INSTRUCTION
Return each line that holds the word "title".

== RECORDS FOR THE EXERCISE

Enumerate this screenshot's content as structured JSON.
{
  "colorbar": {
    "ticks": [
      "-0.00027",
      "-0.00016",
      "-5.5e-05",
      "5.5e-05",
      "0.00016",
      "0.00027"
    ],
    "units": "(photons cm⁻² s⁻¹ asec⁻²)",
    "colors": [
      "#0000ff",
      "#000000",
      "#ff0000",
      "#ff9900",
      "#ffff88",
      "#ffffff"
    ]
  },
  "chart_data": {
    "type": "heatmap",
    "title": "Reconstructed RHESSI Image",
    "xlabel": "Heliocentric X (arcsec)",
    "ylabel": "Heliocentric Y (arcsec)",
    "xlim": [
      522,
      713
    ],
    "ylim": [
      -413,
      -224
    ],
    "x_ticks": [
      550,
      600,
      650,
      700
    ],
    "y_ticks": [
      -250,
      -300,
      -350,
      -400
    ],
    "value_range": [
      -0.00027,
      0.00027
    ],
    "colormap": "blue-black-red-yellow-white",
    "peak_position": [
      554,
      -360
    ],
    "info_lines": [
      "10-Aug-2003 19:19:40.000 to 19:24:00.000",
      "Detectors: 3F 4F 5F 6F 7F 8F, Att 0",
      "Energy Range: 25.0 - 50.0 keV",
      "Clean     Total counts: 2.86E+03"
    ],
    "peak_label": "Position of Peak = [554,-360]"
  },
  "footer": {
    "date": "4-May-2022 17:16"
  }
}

====
== RECORDS FOR THE EXERCISE

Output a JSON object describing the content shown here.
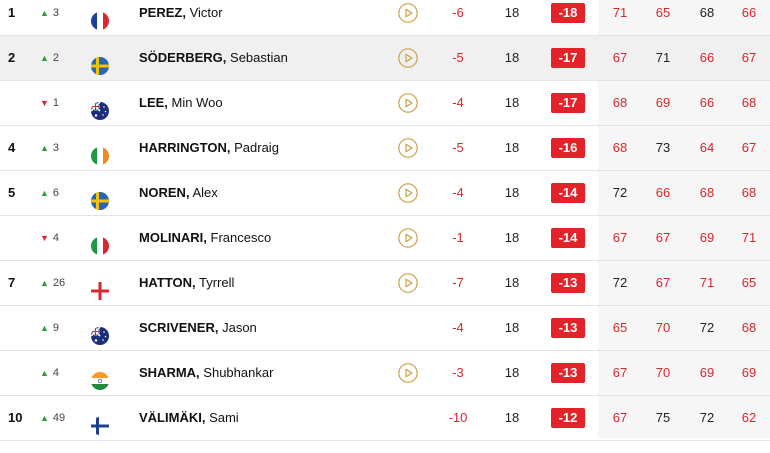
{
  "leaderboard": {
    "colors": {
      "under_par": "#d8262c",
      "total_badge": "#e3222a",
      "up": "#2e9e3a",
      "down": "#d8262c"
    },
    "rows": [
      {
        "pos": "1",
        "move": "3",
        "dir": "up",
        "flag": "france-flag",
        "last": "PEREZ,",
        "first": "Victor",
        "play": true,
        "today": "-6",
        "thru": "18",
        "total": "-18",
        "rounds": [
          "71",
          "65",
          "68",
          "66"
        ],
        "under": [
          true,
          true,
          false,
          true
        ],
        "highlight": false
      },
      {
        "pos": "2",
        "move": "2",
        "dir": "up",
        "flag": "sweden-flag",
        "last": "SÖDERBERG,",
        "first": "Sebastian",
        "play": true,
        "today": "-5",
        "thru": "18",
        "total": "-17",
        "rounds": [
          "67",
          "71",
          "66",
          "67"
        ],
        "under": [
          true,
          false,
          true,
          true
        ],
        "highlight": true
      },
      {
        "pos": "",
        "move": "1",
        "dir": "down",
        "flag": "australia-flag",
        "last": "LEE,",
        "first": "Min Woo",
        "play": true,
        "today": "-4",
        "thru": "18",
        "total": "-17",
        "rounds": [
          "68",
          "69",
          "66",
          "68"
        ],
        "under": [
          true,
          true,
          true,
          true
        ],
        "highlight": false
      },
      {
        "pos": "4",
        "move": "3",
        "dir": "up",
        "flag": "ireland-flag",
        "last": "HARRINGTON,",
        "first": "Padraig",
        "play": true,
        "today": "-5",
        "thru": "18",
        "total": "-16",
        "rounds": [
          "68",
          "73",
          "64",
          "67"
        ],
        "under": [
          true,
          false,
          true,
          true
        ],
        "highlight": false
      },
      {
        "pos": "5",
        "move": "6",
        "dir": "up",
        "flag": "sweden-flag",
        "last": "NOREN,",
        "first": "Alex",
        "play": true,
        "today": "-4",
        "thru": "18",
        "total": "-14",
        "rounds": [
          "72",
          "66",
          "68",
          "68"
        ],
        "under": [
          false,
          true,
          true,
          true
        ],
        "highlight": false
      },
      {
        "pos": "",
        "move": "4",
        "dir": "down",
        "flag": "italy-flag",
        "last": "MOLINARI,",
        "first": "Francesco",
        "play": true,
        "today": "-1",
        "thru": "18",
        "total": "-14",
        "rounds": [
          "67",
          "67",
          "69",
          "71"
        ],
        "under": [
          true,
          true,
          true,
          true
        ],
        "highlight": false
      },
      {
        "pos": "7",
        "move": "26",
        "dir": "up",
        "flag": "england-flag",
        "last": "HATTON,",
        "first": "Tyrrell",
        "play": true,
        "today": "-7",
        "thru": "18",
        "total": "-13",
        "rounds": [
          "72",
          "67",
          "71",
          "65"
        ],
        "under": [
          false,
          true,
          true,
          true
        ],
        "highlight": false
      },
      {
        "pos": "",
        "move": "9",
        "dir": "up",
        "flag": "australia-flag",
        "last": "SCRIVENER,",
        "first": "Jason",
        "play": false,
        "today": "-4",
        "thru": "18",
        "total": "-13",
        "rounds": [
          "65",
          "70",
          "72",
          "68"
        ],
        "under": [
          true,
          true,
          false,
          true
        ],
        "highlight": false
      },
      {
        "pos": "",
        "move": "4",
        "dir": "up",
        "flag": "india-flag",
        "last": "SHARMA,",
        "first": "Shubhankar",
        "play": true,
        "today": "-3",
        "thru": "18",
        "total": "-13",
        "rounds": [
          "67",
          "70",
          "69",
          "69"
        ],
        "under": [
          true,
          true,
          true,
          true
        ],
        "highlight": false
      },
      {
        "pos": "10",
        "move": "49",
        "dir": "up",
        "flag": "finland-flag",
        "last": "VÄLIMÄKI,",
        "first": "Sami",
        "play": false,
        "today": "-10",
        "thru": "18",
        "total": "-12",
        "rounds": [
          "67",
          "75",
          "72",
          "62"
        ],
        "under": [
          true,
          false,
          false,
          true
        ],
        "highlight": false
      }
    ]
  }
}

====
== RECORDS FOR THE EXERCISE

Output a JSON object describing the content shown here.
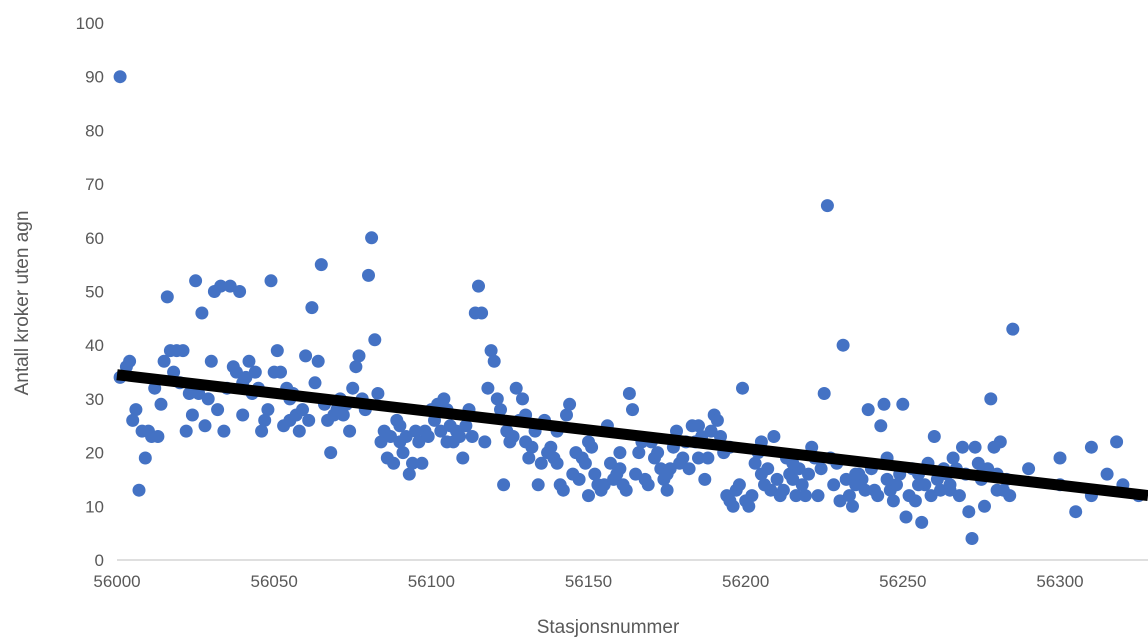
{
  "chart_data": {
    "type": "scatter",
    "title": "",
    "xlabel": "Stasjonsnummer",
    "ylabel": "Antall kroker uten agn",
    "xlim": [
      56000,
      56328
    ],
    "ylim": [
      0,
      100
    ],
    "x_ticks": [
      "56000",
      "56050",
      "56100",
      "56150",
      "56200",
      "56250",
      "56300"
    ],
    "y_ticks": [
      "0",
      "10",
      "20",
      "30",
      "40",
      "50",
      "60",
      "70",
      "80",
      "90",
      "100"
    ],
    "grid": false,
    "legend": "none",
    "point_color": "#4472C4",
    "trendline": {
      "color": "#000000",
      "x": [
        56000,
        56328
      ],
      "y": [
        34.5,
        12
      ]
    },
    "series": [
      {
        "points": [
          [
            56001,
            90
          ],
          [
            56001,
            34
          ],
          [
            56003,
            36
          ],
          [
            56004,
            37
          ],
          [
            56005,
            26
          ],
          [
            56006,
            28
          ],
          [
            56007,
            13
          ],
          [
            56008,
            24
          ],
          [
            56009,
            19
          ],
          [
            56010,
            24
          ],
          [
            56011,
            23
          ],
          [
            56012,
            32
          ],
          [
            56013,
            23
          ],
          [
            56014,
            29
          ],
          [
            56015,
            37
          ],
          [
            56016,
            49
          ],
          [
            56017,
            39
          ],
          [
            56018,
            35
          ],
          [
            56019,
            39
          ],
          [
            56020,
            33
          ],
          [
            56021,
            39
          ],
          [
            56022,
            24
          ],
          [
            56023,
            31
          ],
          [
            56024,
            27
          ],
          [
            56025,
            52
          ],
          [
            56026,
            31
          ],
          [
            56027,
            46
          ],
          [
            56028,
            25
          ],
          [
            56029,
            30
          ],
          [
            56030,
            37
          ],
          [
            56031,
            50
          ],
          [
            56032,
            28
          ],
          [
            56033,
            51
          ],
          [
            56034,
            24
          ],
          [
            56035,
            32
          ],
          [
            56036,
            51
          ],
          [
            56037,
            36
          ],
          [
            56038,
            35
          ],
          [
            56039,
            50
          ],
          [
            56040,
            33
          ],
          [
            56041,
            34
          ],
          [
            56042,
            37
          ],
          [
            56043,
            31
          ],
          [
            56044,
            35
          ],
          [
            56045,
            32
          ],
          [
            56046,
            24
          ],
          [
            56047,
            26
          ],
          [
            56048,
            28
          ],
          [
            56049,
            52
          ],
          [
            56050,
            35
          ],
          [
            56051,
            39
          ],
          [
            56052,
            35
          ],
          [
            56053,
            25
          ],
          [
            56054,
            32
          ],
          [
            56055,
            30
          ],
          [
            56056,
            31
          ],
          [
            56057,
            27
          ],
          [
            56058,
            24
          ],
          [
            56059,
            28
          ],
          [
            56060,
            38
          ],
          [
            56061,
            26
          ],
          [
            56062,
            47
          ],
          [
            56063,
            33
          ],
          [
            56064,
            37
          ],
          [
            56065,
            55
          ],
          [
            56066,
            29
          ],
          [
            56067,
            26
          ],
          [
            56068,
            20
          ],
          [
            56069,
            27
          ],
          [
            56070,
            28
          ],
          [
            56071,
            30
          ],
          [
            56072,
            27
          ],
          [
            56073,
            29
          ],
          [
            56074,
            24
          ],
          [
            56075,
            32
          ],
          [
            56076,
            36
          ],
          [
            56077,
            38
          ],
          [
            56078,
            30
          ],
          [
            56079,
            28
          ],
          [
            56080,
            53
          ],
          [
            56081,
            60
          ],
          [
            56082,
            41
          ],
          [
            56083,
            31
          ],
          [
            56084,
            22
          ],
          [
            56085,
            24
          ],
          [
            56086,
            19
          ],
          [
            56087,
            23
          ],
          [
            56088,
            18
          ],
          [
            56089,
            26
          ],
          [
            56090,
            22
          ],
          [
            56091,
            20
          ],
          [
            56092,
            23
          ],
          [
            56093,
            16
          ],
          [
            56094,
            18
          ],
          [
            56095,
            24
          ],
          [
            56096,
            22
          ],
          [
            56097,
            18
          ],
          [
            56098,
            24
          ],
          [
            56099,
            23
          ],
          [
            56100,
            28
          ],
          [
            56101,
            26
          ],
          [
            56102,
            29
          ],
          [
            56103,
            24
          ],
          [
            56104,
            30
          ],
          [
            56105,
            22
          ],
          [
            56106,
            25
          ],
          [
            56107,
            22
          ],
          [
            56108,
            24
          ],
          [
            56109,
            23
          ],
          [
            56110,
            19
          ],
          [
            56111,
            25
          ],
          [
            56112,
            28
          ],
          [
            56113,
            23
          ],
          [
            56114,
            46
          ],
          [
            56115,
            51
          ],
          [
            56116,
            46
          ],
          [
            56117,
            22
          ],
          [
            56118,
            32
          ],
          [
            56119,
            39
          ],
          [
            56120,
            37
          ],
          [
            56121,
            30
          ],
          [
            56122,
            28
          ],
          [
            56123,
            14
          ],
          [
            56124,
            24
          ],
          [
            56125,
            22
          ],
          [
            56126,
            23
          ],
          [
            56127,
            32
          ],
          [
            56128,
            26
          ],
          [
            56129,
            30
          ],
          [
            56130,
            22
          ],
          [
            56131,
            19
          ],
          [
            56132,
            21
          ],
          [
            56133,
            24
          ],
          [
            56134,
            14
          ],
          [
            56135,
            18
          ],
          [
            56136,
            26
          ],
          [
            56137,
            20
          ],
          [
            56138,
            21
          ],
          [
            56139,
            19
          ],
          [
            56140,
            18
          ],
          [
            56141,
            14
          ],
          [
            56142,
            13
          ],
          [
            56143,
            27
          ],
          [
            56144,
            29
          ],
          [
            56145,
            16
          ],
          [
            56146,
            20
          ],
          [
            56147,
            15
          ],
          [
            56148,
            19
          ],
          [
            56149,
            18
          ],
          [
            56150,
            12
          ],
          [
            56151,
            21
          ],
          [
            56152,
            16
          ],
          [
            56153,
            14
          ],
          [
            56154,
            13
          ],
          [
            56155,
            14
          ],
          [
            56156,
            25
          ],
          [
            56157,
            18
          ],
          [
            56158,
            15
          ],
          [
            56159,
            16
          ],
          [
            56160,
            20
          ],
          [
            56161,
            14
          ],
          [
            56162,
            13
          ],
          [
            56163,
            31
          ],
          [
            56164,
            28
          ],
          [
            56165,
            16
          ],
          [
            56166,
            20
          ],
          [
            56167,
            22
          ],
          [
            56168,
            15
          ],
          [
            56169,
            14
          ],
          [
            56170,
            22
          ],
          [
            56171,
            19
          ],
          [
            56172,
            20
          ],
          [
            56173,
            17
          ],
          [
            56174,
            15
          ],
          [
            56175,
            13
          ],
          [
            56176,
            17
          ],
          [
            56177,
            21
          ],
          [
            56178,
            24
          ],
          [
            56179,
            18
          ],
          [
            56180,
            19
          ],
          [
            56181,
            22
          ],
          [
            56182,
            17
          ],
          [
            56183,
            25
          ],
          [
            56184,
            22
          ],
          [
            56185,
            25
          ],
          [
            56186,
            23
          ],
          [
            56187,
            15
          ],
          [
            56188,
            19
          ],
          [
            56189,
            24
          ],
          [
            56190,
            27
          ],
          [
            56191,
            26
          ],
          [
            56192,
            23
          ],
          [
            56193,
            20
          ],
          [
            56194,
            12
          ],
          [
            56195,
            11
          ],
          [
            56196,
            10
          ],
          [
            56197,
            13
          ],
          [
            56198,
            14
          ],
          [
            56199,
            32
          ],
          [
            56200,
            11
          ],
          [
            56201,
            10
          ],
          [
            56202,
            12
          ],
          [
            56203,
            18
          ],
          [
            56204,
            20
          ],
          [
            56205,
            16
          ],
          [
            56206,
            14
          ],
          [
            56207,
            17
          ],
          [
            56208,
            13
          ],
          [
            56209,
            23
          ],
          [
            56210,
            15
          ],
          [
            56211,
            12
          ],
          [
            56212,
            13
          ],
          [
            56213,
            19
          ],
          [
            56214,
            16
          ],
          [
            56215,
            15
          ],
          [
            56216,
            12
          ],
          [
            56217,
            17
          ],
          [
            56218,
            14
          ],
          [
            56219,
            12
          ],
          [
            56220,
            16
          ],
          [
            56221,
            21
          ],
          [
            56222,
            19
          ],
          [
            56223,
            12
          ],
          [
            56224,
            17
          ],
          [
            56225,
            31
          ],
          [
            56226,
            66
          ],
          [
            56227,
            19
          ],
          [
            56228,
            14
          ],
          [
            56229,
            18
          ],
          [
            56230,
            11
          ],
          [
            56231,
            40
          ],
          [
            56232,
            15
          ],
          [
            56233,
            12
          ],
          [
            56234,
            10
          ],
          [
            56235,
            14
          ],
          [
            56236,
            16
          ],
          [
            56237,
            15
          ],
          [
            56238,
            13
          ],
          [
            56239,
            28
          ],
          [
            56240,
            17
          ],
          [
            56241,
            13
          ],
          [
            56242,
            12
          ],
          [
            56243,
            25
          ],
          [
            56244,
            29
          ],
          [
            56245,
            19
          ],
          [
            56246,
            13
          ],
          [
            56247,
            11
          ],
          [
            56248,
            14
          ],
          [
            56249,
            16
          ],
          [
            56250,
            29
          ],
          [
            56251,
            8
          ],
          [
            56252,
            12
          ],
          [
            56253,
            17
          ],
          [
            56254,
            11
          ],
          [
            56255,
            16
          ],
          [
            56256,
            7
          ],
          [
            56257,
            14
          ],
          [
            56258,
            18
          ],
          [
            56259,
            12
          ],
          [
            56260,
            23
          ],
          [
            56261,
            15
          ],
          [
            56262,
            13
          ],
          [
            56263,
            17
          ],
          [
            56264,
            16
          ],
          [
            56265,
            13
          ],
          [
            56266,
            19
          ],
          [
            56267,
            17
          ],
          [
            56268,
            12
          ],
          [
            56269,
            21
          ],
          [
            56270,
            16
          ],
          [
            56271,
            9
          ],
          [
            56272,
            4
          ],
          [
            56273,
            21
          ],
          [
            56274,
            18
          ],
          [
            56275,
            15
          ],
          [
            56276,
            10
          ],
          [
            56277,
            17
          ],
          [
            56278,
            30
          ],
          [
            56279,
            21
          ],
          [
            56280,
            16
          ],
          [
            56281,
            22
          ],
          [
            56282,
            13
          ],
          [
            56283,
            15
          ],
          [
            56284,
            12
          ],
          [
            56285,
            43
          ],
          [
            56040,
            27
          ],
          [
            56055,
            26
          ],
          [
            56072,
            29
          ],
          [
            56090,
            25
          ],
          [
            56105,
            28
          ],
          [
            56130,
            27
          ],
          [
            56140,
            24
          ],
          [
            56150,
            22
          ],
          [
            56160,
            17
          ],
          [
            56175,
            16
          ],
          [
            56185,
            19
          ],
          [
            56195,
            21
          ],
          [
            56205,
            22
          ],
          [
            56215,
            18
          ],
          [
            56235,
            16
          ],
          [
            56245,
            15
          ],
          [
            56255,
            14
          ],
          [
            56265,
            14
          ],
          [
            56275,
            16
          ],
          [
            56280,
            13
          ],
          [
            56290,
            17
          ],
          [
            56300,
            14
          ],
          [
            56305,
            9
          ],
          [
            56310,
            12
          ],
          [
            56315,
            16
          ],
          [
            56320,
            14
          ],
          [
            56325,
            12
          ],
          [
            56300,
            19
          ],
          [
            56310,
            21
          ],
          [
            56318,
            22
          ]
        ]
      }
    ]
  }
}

====

COMPLETED EXERCISE
    "title": "Reconstructed RHESSI Image",
    "title": "",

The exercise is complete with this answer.